▶ **What is asked**: Scan the entries below for the word "Globules". Copy each line that has it.

▶ **Data extract**:
★ ★ ★

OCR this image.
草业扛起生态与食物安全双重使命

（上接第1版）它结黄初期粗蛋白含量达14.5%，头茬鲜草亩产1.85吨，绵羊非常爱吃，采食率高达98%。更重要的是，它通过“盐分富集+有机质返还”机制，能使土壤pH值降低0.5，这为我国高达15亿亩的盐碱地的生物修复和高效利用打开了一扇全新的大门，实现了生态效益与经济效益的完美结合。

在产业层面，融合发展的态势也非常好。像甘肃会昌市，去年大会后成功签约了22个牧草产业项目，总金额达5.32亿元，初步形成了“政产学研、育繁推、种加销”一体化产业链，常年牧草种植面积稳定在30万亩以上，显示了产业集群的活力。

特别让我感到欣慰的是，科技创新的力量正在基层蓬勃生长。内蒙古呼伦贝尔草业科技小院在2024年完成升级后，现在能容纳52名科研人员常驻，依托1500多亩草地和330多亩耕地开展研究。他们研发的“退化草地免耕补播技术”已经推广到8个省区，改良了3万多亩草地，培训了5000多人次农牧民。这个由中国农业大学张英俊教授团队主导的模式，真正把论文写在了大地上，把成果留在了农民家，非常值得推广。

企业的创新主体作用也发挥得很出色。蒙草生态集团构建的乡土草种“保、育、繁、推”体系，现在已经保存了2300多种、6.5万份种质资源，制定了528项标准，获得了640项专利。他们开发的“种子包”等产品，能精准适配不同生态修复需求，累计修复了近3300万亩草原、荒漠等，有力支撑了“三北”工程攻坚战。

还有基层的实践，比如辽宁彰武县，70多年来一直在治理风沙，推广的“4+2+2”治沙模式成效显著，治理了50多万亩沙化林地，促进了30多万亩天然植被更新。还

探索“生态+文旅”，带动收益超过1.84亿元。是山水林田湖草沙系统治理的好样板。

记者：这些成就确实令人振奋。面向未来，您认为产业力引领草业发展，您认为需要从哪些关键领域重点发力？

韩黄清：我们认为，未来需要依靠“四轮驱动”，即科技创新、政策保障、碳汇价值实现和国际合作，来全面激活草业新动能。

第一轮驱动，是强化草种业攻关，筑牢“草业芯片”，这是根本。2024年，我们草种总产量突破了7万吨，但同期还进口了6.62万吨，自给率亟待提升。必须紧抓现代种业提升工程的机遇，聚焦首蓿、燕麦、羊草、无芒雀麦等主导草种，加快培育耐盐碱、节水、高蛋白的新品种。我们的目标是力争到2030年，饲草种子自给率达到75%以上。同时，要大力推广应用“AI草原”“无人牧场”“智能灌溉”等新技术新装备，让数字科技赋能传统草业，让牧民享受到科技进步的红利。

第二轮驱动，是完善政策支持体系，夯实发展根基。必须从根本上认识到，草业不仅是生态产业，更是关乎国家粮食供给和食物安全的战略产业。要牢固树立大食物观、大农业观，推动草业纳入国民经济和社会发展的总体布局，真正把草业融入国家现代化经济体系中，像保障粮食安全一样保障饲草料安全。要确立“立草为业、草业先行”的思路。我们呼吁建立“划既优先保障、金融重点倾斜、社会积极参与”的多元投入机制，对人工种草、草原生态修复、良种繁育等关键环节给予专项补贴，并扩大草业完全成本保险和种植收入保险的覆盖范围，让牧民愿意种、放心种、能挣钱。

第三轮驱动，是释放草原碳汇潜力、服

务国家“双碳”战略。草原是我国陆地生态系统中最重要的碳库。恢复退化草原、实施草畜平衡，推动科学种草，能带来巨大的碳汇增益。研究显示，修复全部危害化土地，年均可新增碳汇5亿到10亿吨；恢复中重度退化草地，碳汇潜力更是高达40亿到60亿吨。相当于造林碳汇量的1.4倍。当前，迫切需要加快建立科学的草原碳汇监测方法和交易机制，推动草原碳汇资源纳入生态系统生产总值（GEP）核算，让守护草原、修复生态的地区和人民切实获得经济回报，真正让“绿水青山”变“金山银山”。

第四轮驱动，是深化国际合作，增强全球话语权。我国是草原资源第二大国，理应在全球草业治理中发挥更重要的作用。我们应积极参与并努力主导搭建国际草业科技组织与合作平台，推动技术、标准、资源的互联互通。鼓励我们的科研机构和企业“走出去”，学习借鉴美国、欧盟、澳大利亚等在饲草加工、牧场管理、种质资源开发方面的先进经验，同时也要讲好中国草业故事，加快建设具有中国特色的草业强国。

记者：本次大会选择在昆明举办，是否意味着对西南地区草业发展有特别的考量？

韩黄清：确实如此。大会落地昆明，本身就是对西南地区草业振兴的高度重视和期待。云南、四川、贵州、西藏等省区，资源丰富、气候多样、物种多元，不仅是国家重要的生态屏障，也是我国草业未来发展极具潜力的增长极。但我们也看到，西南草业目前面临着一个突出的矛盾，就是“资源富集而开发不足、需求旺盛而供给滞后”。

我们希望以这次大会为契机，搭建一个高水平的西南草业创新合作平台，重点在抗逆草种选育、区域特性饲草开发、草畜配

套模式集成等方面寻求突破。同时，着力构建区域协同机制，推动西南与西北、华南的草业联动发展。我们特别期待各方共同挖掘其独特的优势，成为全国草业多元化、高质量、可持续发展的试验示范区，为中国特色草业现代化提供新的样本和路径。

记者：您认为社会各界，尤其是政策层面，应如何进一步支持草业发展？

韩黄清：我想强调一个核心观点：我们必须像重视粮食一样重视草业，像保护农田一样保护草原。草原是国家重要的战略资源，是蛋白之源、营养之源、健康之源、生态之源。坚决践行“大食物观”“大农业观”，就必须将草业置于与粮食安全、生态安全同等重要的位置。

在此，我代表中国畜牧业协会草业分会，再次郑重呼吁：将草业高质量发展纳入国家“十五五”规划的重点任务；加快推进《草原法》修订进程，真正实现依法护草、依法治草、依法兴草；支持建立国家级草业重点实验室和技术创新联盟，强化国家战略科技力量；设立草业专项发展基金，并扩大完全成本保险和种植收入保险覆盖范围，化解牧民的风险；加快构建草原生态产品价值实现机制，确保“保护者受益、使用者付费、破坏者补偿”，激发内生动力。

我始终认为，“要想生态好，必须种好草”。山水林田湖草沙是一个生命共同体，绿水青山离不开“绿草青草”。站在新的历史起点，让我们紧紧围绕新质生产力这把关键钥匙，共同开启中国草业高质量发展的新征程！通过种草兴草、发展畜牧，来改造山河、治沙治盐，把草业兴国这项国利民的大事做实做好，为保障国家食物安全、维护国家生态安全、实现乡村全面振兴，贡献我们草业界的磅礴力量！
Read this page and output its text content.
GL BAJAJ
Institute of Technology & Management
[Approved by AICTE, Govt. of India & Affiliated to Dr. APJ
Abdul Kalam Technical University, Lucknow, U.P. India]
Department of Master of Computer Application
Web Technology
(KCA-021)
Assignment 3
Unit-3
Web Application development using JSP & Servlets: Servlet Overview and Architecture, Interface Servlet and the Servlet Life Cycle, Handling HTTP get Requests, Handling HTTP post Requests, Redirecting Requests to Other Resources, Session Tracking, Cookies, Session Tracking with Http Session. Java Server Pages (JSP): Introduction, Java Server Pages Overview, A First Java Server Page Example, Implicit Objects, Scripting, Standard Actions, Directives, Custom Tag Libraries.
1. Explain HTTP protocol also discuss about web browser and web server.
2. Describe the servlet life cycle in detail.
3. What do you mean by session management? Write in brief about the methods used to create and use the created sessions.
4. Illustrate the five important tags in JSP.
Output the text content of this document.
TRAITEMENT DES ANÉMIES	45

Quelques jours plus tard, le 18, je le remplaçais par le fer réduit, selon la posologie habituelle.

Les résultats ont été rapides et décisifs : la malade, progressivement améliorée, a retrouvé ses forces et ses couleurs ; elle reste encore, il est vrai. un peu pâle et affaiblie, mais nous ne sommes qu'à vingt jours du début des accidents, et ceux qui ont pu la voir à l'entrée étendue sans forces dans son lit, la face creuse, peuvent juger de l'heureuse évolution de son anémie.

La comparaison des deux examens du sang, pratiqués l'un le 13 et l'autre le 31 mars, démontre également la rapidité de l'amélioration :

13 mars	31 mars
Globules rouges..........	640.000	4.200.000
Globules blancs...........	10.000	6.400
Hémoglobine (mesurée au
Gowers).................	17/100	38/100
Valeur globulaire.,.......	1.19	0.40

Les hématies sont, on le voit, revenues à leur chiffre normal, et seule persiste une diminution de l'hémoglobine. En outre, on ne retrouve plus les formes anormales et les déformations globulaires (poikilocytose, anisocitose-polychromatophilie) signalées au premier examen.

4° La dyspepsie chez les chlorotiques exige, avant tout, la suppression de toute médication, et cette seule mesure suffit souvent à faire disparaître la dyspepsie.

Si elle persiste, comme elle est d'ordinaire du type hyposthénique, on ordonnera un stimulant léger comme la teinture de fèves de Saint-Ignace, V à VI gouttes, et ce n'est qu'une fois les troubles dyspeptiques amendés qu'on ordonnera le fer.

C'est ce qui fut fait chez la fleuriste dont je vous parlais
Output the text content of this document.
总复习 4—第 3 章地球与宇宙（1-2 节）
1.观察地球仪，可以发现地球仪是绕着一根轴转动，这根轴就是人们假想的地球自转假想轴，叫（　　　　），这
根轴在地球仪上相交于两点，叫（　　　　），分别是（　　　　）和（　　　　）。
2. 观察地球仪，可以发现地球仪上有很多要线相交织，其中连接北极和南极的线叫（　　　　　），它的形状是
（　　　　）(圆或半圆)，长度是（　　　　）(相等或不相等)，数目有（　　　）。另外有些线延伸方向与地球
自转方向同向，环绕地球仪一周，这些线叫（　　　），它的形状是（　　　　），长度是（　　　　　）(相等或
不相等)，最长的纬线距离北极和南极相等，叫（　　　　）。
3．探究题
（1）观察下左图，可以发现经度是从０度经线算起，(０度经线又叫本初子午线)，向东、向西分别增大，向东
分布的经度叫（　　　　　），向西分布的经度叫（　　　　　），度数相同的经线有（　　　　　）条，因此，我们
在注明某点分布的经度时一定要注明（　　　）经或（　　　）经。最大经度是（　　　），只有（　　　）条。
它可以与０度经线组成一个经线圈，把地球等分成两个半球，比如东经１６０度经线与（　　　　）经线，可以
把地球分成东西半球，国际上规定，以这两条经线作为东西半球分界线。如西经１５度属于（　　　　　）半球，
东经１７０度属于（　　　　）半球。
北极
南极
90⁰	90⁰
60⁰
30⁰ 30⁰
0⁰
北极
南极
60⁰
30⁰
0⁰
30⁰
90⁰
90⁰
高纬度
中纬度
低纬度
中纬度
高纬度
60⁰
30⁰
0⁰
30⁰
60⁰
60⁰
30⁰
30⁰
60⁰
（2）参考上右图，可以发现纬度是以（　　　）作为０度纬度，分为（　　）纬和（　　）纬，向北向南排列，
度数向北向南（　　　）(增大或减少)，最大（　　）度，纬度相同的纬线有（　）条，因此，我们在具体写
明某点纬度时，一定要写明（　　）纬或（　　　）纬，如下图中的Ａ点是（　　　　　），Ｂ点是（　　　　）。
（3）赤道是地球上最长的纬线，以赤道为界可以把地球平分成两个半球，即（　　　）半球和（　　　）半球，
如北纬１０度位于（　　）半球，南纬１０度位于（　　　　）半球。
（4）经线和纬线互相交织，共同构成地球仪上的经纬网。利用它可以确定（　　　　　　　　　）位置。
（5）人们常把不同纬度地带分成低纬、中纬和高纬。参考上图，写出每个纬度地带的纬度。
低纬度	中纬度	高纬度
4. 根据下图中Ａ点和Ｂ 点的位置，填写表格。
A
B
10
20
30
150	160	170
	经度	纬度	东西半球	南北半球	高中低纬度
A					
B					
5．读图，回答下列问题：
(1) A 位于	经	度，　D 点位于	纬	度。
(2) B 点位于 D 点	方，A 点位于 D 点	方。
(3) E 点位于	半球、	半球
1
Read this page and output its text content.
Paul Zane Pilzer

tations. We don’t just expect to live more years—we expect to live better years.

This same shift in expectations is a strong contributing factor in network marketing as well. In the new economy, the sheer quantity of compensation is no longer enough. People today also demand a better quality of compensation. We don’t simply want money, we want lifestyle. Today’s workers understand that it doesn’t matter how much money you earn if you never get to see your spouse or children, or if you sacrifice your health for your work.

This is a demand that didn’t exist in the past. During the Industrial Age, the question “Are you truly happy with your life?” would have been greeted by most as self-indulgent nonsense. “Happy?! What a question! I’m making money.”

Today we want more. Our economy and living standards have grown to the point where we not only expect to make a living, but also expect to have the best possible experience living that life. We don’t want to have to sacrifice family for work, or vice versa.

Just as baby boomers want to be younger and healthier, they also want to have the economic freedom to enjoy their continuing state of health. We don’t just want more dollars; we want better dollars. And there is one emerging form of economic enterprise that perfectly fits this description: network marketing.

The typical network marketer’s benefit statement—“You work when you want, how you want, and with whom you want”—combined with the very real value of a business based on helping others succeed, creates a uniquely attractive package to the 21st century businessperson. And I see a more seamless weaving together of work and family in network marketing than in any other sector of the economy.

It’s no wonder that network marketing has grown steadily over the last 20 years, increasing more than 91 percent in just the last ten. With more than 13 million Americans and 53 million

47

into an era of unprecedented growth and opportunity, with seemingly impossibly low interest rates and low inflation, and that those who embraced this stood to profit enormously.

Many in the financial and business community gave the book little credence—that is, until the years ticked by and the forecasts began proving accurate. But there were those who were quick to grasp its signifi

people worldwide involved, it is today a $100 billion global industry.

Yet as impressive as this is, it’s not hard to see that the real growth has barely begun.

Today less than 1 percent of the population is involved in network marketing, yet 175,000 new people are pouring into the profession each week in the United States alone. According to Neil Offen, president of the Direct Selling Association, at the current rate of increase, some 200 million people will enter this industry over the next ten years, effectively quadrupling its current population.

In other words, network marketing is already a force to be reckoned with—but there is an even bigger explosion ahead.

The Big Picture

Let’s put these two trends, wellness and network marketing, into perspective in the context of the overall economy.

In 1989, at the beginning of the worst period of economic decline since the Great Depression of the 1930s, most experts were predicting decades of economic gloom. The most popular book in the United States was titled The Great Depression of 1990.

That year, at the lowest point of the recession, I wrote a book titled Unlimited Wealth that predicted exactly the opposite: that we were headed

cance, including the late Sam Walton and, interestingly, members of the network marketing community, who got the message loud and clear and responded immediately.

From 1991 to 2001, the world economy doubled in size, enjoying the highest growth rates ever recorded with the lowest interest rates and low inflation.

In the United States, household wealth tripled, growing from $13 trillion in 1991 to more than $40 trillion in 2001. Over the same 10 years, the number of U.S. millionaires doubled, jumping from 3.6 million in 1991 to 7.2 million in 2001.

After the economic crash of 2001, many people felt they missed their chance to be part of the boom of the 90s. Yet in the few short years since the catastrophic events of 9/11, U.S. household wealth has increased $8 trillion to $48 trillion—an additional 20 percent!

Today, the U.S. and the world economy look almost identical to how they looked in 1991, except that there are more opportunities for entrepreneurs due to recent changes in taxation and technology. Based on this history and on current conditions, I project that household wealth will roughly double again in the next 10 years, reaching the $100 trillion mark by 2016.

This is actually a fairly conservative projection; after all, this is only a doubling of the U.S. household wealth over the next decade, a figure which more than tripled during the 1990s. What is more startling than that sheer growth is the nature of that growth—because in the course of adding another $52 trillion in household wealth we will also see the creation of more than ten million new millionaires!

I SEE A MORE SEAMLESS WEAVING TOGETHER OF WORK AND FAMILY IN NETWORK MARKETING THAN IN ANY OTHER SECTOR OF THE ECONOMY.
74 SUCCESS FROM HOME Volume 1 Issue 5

★ ★ ★

▶ **The output**:
Globules rouges..........	640.000	4.200.000
Globules blancs...........	10.000	6.400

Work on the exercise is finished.